What needs to be done - Return all lines with the word "webview" in them.

---- Data section

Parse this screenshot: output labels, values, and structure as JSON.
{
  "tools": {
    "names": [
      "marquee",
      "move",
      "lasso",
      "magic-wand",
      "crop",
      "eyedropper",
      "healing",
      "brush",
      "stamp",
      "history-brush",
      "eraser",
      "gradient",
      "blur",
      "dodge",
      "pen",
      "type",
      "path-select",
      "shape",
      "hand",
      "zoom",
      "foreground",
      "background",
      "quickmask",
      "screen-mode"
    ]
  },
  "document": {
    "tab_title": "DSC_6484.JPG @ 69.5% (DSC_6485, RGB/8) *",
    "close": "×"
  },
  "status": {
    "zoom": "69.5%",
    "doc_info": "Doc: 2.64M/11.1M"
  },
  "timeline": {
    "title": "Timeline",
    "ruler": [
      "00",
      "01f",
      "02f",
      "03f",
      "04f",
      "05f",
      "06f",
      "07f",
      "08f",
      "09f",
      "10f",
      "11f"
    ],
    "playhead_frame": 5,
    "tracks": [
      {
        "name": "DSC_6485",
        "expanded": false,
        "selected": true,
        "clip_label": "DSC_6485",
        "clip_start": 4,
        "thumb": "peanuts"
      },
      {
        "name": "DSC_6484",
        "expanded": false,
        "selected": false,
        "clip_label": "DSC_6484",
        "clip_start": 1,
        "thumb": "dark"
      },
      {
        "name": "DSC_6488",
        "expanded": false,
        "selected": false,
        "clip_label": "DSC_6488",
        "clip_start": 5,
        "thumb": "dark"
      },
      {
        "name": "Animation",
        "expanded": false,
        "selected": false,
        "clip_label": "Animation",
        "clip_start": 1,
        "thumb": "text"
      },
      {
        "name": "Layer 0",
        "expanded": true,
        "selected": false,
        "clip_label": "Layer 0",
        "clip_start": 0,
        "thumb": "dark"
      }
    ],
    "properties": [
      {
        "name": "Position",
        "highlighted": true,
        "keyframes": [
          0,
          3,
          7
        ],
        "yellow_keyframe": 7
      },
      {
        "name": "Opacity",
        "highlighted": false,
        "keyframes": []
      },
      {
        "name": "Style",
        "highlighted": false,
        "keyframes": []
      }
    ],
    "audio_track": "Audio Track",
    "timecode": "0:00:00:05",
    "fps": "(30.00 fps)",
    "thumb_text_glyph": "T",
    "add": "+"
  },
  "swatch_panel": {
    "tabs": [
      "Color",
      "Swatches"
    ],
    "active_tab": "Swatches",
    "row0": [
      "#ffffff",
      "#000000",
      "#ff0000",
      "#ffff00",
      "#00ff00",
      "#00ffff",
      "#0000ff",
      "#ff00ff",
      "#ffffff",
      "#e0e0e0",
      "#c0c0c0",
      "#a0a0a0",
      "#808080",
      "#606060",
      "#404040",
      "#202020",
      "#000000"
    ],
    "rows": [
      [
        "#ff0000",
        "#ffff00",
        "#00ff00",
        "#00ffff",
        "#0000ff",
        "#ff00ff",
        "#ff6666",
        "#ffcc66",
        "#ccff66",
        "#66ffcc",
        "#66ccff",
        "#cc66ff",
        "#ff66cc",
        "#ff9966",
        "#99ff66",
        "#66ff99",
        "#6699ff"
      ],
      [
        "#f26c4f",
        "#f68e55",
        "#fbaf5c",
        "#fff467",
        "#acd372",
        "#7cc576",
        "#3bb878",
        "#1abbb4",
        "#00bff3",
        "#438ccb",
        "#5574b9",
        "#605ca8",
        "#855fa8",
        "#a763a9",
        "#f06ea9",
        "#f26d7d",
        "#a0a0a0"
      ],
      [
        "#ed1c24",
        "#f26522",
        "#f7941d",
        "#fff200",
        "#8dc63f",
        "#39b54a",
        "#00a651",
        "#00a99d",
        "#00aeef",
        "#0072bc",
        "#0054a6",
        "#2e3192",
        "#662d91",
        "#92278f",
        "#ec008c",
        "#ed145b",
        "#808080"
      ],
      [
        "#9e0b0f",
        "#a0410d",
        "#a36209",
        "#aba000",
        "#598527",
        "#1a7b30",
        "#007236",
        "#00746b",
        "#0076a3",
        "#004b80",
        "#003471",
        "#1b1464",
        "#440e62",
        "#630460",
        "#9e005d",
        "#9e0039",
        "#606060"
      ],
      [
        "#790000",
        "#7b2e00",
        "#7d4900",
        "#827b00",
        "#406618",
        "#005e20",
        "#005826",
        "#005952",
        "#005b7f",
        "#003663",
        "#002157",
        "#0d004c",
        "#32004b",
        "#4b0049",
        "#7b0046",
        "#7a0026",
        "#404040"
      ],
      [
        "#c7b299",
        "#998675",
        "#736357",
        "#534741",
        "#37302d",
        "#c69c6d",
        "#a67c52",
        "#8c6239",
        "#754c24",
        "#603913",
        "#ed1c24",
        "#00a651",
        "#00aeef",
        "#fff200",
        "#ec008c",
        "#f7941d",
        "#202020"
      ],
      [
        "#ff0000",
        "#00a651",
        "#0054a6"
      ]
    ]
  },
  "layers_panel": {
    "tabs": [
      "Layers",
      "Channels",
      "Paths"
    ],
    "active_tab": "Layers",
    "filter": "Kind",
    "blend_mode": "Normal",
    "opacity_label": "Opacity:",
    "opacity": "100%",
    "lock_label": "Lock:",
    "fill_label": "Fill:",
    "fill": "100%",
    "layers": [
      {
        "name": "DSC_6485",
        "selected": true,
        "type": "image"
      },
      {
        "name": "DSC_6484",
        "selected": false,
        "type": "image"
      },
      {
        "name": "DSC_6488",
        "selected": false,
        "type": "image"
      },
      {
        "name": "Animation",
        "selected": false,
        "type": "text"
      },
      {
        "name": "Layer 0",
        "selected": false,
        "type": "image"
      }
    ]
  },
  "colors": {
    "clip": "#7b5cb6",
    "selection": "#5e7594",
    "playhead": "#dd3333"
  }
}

--------
---- Data section

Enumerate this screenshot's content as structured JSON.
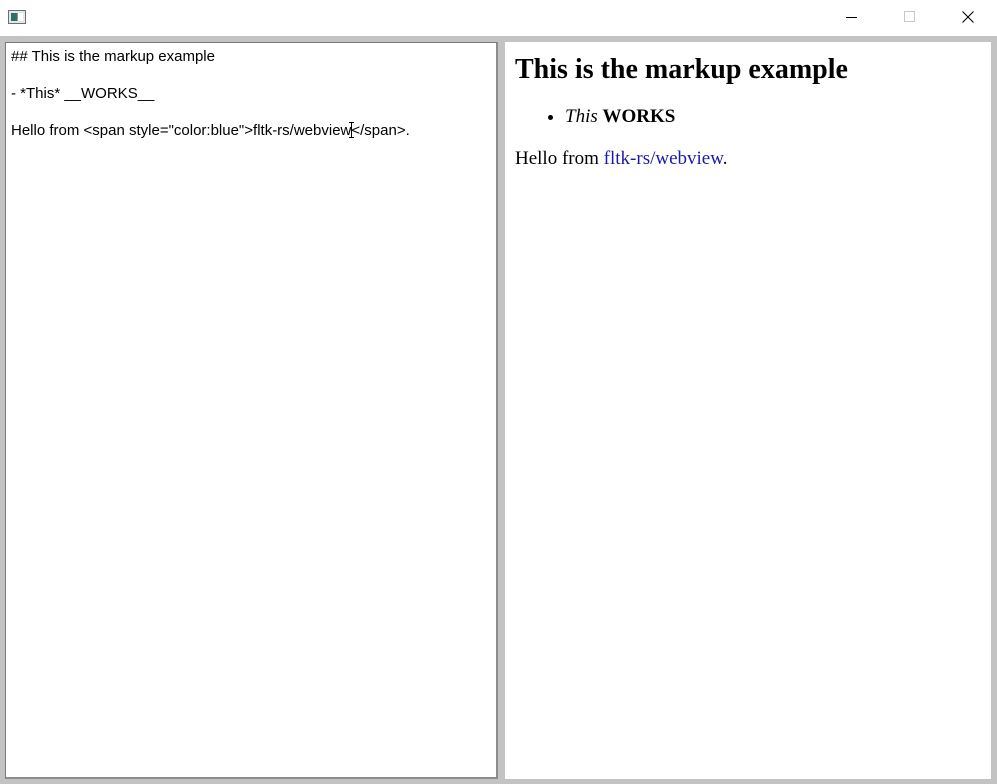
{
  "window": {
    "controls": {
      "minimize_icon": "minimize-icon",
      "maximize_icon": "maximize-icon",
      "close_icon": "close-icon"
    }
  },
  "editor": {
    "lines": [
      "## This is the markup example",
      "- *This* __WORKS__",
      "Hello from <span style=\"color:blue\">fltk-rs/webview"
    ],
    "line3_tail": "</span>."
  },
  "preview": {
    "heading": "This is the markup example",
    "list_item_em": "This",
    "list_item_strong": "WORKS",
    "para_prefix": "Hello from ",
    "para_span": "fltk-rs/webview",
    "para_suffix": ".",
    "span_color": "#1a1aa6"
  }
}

--------

Exercise result -
      "Hello from <span style=\"color:blue\">fltk-rs/webview"
    "para_span": "fltk-rs/webview",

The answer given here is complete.